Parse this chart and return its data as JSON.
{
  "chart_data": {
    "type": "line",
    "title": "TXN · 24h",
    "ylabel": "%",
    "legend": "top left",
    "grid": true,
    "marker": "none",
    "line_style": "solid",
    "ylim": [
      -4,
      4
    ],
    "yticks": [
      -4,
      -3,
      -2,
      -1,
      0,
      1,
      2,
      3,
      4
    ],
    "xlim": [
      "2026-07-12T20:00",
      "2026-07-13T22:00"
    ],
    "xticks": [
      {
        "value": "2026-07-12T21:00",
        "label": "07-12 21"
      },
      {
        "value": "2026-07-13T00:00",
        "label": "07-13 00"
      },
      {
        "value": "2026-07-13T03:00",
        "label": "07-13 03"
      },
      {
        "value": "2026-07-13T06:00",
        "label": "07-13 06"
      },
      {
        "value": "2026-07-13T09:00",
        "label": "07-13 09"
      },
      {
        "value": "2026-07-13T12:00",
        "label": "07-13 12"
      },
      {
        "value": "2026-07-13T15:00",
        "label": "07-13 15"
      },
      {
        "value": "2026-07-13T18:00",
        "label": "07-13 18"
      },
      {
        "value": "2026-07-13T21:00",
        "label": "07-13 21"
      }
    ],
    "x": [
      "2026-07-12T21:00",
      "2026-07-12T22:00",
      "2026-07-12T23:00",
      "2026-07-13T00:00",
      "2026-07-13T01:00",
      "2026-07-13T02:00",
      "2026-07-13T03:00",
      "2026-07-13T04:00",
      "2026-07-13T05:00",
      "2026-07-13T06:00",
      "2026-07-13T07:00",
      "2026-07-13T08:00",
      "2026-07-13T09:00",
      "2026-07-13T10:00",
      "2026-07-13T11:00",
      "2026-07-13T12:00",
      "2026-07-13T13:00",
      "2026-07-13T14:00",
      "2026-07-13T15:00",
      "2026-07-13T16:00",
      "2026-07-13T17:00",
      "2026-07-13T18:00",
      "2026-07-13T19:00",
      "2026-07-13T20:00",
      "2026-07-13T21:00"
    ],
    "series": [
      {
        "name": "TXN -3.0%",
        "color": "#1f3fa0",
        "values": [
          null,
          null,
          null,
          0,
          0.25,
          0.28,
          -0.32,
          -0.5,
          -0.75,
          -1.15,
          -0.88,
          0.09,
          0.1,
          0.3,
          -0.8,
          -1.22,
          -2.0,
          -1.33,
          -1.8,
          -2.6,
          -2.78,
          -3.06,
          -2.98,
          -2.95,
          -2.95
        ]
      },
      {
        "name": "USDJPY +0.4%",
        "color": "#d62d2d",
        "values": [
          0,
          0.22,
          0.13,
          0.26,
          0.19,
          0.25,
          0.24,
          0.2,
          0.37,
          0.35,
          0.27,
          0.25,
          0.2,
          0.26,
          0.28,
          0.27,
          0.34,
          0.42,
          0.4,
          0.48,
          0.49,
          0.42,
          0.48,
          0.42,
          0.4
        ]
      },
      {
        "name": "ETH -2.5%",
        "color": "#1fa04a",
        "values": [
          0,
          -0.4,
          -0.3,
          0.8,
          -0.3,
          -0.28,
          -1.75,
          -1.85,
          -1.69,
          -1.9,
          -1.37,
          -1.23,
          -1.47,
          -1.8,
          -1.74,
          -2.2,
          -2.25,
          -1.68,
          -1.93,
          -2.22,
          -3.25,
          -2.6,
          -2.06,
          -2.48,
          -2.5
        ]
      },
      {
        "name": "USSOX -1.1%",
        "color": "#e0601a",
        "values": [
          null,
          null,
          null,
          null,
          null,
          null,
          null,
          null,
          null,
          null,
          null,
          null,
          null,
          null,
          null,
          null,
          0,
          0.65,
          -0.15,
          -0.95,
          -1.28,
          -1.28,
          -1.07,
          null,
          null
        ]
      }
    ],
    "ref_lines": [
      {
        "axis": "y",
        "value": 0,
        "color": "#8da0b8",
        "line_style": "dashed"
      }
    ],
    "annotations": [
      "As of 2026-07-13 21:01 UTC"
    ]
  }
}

■ WHAT THE TASK ASKS: Copy the data above in full, character for character.

■ WRITTEN RESPONSE:
Parse this chart and return its data as JSON.
{
  "chart_data": {
    "type": "line",
    "title": "TXN · 24h",
    "ylabel": "%",
    "legend": "top left",
    "grid": true,
    "marker": "none",
    "line_style": "solid",
    "ylim": [
      -4,
      4
    ],
    "yticks": [
      -4,
      -3,
      -2,
      -1,
      0,
      1,
      2,
      3,
      4
    ],
    "xlim": [
      "2026-07-12T20:00",
      "2026-07-13T22:00"
    ],
    "xticks": [
      {
        "value": "2026-07-12T21:00",
        "label": "07-12 21"
      },
      {
        "value": "2026-07-13T00:00",
        "label": "07-13 00"
      },
      {
        "value": "2026-07-13T03:00",
        "label": "07-13 03"
      },
      {
        "value": "2026-07-13T06:00",
        "label": "07-13 06"
      },
      {
        "value": "2026-07-13T09:00",
        "label": "07-13 09"
      },
      {
        "value": "2026-07-13T12:00",
        "label": "07-13 12"
      },
      {
        "value": "2026-07-13T15:00",
        "label": "07-13 15"
      },
      {
        "value": "2026-07-13T18:00",
        "label": "07-13 18"
      },
      {
        "value": "2026-07-13T21:00",
        "label": "07-13 21"
      }
    ],
    "x": [
      "2026-07-12T21:00",
      "2026-07-12T22:00",
      "2026-07-12T23:00",
      "2026-07-13T00:00",
      "2026-07-13T01:00",
      "2026-07-13T02:00",
      "2026-07-13T03:00",
      "2026-07-13T04:00",
      "2026-07-13T05:00",
      "2026-07-13T06:00",
      "2026-07-13T07:00",
      "2026-07-13T08:00",
      "2026-07-13T09:00",
      "2026-07-13T10:00",
      "2026-07-13T11:00",
      "2026-07-13T12:00",
      "2026-07-13T13:00",
      "2026-07-13T14:00",
      "2026-07-13T15:00",
      "2026-07-13T16:00",
      "2026-07-13T17:00",
      "2026-07-13T18:00",
      "2026-07-13T19:00",
      "2026-07-13T20:00",
      "2026-07-13T21:00"
    ],
    "series": [
      {
        "name": "TXN -3.0%",
        "color": "#1f3fa0",
        "values": [
          null,
          null,
          null,
          0,
          0.25,
          0.28,
          -0.32,
          -0.5,
          -0.75,
          -1.15,
          -0.88,
          0.09,
          0.1,
          0.3,
          -0.8,
          -1.22,
          -2.0,
          -1.33,
          -1.8,
          -2.6,
          -2.78,
          -3.06,
          -2.98,
          -2.95,
          -2.95
        ]
      },
      {
        "name": "USDJPY +0.4%",
        "color": "#d62d2d",
        "values": [
          0,
          0.22,
          0.13,
          0.26,
          0.19,
          0.25,
          0.24,
          0.2,
          0.37,
          0.35,
          0.27,
          0.25,
          0.2,
          0.26,
          0.28,
          0.27,
          0.34,
          0.42,
          0.4,
          0.48,
          0.49,
          0.42,
          0.48,
          0.42,
          0.4
        ]
      },
      {
        "name": "ETH -2.5%",
        "color": "#1fa04a",
        "values": [
          0,
          -0.4,
          -0.3,
          0.8,
          -0.3,
          -0.28,
          -1.75,
          -1.85,
          -1.69,
          -1.9,
          -1.37,
          -1.23,
          -1.47,
          -1.8,
          -1.74,
          -2.2,
          -2.25,
          -1.68,
          -1.93,
          -2.22,
          -3.25,
          -2.6,
          -2.06,
          -2.48,
          -2.5
        ]
      },
      {
        "name": "USSOX -1.1%",
        "color": "#e0601a",
        "values": [
          null,
          null,
          null,
          null,
          null,
          null,
          null,
          null,
          null,
          null,
          null,
          null,
          null,
          null,
          null,
          null,
          0,
          0.65,
          -0.15,
          -0.95,
          -1.28,
          -1.28,
          -1.07,
          null,
          null
        ]
      }
    ],
    "ref_lines": [
      {
        "axis": "y",
        "value": 0,
        "color": "#8da0b8",
        "line_style": "dashed"
      }
    ],
    "annotations": [
      "As of 2026-07-13 21:01 UTC"
    ]
  }
}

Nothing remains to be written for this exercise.